DIRECTIONS =>
A. List the riders whom one of the reader comments on professional cycling says it would love to see win today.
B. Carry on the reader comments on professional cycling from the point where they stop.

PASSAGE SHOWN =>
━━━━━━━━━━━━━━━━━━━━


    • Fair enough. If he wasn’t serious (and it would be a very odd thing to say) then perhaps he was taking the piss or even having a subtle dig at Froome & Thomas, perhaps. Who knows.

  5. Obviously Nibali is one of the modern greats but Sky seem to have set their long-term GT course and it doesn’t fit with having him on board. Unless he’s talking one-day races

  6. Very odd comments from Nibali: you have a year left with a team which pays you very well and you appeal to Sky, a team you have criticised. I’d have thought the last thing Sky need is another big £££ leader.

    Would love Woods to win today – he comes across in Phil Gaimons book very well. Or Dan Martin, an honest no BS dude. Or Bardet with his Terminator-meets-Descartes vibe.

    Last real day of the season today, enjoy it folks and thanks Inrng for a good spring n summer.

  7. I’ve really enjoyed watching Pinot recently – I’d love to see him bag a big win, and maybe that would give him the confidence to make the step to that very top level of names for GTs etc…

  8. Great win from Tibo. Of the climbers it’s him and D Martin for me, attack even if it’s no use!

━━━━━━━━━━━━━━━━━━━━

DATA EXTRACT =>
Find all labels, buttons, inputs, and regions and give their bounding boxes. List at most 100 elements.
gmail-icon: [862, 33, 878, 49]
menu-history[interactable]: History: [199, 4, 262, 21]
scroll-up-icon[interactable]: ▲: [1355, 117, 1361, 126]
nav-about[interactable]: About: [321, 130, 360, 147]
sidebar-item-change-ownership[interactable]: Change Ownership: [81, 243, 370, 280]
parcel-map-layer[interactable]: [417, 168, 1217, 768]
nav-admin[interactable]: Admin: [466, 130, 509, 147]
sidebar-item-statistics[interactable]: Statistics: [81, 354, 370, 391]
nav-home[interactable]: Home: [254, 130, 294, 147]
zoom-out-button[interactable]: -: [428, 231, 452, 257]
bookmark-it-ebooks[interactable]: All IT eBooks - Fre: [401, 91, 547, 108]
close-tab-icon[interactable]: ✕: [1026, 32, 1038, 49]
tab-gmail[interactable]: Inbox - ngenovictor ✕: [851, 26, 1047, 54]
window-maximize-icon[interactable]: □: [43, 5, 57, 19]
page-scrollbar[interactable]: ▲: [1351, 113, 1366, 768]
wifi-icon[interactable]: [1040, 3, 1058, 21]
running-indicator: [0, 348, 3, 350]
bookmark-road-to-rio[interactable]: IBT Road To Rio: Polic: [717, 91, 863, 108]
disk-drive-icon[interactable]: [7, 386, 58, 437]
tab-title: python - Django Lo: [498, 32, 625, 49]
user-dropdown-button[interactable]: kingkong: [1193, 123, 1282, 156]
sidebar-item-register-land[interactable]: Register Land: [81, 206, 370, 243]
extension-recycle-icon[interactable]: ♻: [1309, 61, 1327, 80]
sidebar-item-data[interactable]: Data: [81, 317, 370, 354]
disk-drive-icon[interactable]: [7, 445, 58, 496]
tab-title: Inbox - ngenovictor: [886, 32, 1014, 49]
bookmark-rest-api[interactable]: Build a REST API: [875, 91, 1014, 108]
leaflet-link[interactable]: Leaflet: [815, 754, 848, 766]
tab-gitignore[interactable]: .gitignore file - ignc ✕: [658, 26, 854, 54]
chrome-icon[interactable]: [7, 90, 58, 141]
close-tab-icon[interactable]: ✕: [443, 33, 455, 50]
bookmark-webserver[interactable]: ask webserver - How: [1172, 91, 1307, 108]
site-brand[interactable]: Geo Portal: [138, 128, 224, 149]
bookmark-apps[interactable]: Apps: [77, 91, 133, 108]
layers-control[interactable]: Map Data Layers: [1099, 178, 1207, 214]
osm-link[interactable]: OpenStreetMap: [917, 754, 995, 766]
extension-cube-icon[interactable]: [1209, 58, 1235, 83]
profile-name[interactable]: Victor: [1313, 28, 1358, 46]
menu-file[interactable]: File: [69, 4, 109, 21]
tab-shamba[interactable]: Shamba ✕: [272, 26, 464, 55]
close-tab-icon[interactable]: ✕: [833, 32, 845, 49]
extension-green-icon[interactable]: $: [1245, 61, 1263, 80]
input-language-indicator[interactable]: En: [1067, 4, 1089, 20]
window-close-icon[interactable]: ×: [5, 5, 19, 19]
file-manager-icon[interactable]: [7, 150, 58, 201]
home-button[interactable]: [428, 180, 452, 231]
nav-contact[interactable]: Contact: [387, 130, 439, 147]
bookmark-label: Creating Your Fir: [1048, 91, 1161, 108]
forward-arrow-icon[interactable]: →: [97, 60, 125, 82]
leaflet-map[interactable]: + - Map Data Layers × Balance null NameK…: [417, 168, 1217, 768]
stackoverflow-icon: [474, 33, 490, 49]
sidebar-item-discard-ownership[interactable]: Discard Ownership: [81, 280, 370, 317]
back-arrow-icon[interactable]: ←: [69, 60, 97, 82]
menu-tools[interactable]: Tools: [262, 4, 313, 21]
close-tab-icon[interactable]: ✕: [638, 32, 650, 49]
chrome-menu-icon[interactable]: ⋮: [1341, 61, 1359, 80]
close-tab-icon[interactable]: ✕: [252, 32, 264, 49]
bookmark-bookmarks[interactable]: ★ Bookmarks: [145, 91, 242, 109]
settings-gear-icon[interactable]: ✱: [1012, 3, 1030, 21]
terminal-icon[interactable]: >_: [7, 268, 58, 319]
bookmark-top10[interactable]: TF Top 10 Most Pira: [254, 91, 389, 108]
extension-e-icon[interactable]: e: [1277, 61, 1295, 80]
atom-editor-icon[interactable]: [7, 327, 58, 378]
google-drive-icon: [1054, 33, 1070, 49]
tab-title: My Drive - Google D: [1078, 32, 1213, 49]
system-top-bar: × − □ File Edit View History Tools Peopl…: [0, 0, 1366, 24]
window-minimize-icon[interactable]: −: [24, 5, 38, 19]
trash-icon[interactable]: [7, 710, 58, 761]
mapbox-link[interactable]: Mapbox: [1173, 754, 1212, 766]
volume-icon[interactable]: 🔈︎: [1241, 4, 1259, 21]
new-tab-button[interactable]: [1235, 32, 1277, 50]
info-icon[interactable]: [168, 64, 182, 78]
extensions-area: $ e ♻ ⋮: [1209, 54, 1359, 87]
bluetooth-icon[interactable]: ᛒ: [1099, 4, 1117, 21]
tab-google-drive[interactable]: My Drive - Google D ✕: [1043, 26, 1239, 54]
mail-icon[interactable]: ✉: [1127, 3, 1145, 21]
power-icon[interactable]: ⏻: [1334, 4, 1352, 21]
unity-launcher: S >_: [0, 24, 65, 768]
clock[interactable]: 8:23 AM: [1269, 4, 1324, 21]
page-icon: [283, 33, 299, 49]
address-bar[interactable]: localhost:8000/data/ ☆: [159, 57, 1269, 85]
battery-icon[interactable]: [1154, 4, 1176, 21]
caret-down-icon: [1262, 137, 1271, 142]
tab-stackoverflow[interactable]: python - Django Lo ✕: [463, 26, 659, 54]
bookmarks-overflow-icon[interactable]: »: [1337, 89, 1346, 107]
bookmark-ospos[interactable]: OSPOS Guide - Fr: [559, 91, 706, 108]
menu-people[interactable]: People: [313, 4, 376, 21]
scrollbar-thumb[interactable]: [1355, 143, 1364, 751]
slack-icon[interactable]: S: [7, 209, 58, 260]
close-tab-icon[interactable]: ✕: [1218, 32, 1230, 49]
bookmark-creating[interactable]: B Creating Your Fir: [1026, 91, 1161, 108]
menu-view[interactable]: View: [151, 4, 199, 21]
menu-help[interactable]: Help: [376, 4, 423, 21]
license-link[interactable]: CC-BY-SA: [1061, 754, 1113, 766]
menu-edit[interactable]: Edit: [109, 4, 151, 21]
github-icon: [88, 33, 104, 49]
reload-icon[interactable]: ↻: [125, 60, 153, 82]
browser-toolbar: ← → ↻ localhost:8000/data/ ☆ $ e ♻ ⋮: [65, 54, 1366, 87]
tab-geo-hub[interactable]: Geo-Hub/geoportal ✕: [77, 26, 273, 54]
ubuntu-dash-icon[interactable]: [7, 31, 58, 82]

━━━━━━━━━━━━━━━━━━━━

EXPECTED OUTPUTS =>
A. Woods, Dan Martin, Bardet

B.
    But sometimes(hopefully many, many times) it’s what separate the winners from the losers.

    And “half” a Nibali, second. The guy is unbelievable.

    Love this race.

    And big kudos for LottoNL for this season, bringing the game to the big guys with a cast not really thought to be this good aforehand.

  9. Oh, and Dylan Teuns. What a freaking talent. Last year he was remarkable, winning smaller races by stunning performances, this year podiuming much larger ones in just as stunning ways.

    Seems suited as one-day guy, but in the Vuelta he was shining quite nicely over larger timespan. The new Spilak, ‘heps

  10. What a race. Torn in pieces with some 50 kms to go. People getting on the front or falling back, nice show both by Roglic and Bernal, plus tactical games in the chasing group, and finally a couple of very deserving winner and runner-up. Happy I could watch it!

  11. Really pleased Pinot won, always seems a good guy and you’ve got to have a soft spot for a GC rider who takes the classics serious. Speaking of which hats off to Nibali as well, amazing fighting spirit and a great way to bookend the season after his MSR victory.

  12. Hats of to Pinot and Nibali, two of my favorite riders in the peleoton! As someone said above, good to se GC guys that take on the Classics in a serious matter. Today was a thriller on a wonderful course.
    Hats of to Inrng as well for indepth analysis through this season, a beacon of light!

  13. Loved that race!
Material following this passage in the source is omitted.